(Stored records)
--

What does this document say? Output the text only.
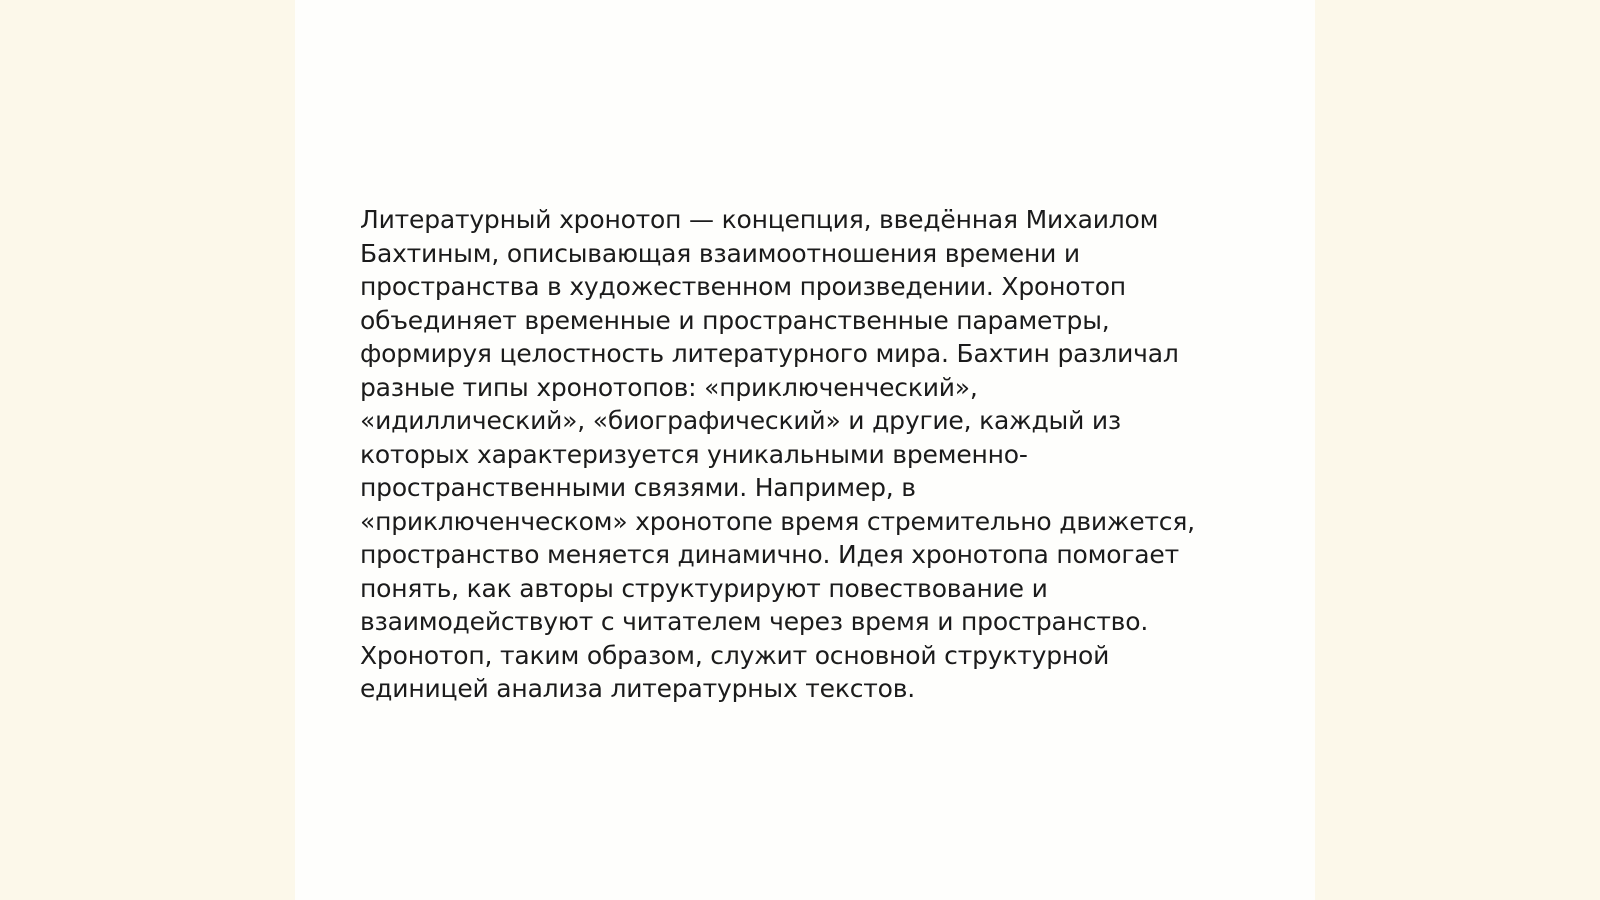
Литературный хронотоп — концепция, введённая Михаилом
Бахтиным, описывающая взаимоотношения времени и
пространства в художественном произведении. Хронотоп
объединяет временные и пространственные параметры,
формируя целостность литературного мира. Бахтин различал
разные типы хронотопов: «приключенческий»,
«идиллический», «биографический» и другие, каждый из
которых характеризуется уникальными временно-
пространственными связями. Например, в
«приключенческом» хронотопе время стремительно движется,
пространство меняется динамично. Идея хронотопа помогает
понять, как авторы структурируют повествование и
взаимодействуют с читателем через время и пространство.
Хронотоп, таким образом, служит основной структурной
единицей анализа литературных текстов.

--

What is the number of lines in the data holding the word "пространство"? Reply with that number only.

2